Start of Entries provided

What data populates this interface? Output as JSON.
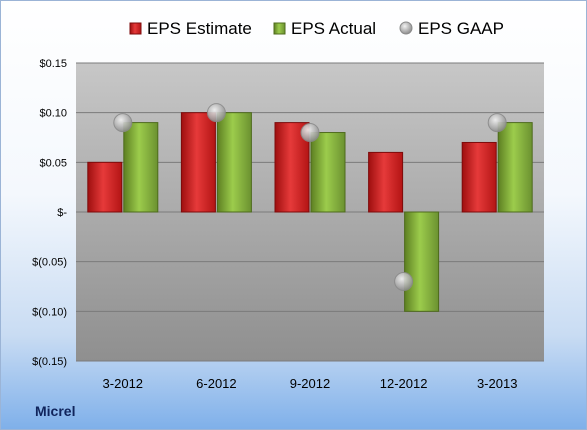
{
  "company": "Micrel",
  "chart_data": {
    "type": "bar",
    "categories": [
      "3-2012",
      "6-2012",
      "9-2012",
      "12-2012",
      "3-2013"
    ],
    "series": [
      {
        "name": "EPS Estimate",
        "type": "bar",
        "color": "#d11a1a",
        "values": [
          0.05,
          0.1,
          0.09,
          0.06,
          0.07
        ]
      },
      {
        "name": "EPS Actual",
        "type": "bar",
        "color": "#7fa83c",
        "values": [
          0.09,
          0.1,
          0.08,
          -0.1,
          0.09
        ]
      },
      {
        "name": "EPS GAAP",
        "type": "marker",
        "color": "#b4b4b4",
        "values": [
          0.09,
          0.1,
          0.08,
          -0.07,
          0.09
        ]
      }
    ],
    "ylim": [
      -0.15,
      0.15
    ],
    "yticks": [
      0.15,
      0.1,
      0.05,
      0,
      -0.05,
      -0.1,
      -0.15
    ],
    "ytick_labels": [
      "$0.15",
      "$0.10",
      "$0.05",
      "$-",
      "$(0.05)",
      "$(0.10)",
      "$(0.15)"
    ],
    "grid": true,
    "legend_position": "top"
  }
}
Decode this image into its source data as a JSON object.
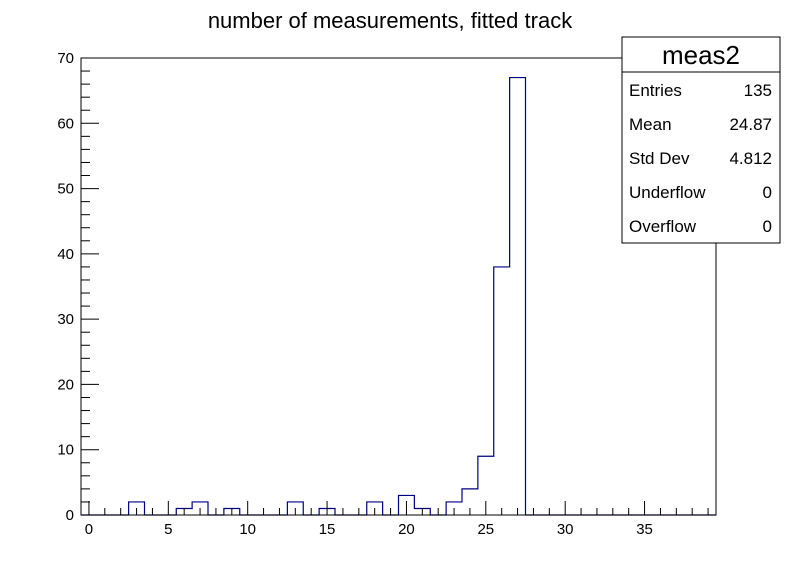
{
  "chart_data": {
    "type": "bar",
    "histogram": true,
    "title": "number of measurements, fitted track",
    "xlabel": "",
    "ylabel": "",
    "xlim": [
      -0.5,
      39.5
    ],
    "ylim": [
      0,
      70
    ],
    "bin_width": 1,
    "x_ticks": [
      0,
      5,
      10,
      15,
      20,
      25,
      30,
      35
    ],
    "y_ticks": [
      0,
      10,
      20,
      30,
      40,
      50,
      60,
      70
    ],
    "bins": [
      {
        "x": 0,
        "count": 0
      },
      {
        "x": 1,
        "count": 0
      },
      {
        "x": 2,
        "count": 0
      },
      {
        "x": 3,
        "count": 2
      },
      {
        "x": 4,
        "count": 0
      },
      {
        "x": 5,
        "count": 0
      },
      {
        "x": 6,
        "count": 1
      },
      {
        "x": 7,
        "count": 2
      },
      {
        "x": 8,
        "count": 0
      },
      {
        "x": 9,
        "count": 1
      },
      {
        "x": 10,
        "count": 0
      },
      {
        "x": 11,
        "count": 0
      },
      {
        "x": 12,
        "count": 0
      },
      {
        "x": 13,
        "count": 2
      },
      {
        "x": 14,
        "count": 0
      },
      {
        "x": 15,
        "count": 1
      },
      {
        "x": 16,
        "count": 0
      },
      {
        "x": 17,
        "count": 0
      },
      {
        "x": 18,
        "count": 2
      },
      {
        "x": 19,
        "count": 0
      },
      {
        "x": 20,
        "count": 3
      },
      {
        "x": 21,
        "count": 1
      },
      {
        "x": 22,
        "count": 0
      },
      {
        "x": 23,
        "count": 2
      },
      {
        "x": 24,
        "count": 4
      },
      {
        "x": 25,
        "count": 9
      },
      {
        "x": 26,
        "count": 38
      },
      {
        "x": 27,
        "count": 67
      },
      {
        "x": 28,
        "count": 0
      },
      {
        "x": 29,
        "count": 0
      },
      {
        "x": 30,
        "count": 0
      },
      {
        "x": 31,
        "count": 0
      },
      {
        "x": 32,
        "count": 0
      },
      {
        "x": 33,
        "count": 0
      },
      {
        "x": 34,
        "count": 0
      },
      {
        "x": 35,
        "count": 0
      },
      {
        "x": 36,
        "count": 0
      },
      {
        "x": 37,
        "count": 0
      },
      {
        "x": 38,
        "count": 0
      },
      {
        "x": 39,
        "count": 0
      }
    ],
    "line_color": "#000080",
    "grid": false,
    "legend_position": "top-right"
  },
  "stats_box": {
    "name": "meas2",
    "rows": [
      {
        "label": "Entries",
        "value": "135"
      },
      {
        "label": "Mean",
        "value": "24.87"
      },
      {
        "label": "Std Dev",
        "value": "4.812"
      },
      {
        "label": "Underflow",
        "value": "0"
      },
      {
        "label": "Overflow",
        "value": "0"
      }
    ]
  }
}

End of Entries provided

■ What you are asked to do: Search the entries for the word "name", then gather every line that has it.

■ Result for this task:
        "name": "EPS Estimate",
        "name": "EPS Actual",
        "name": "EPS GAAP",
    "name": "meas2",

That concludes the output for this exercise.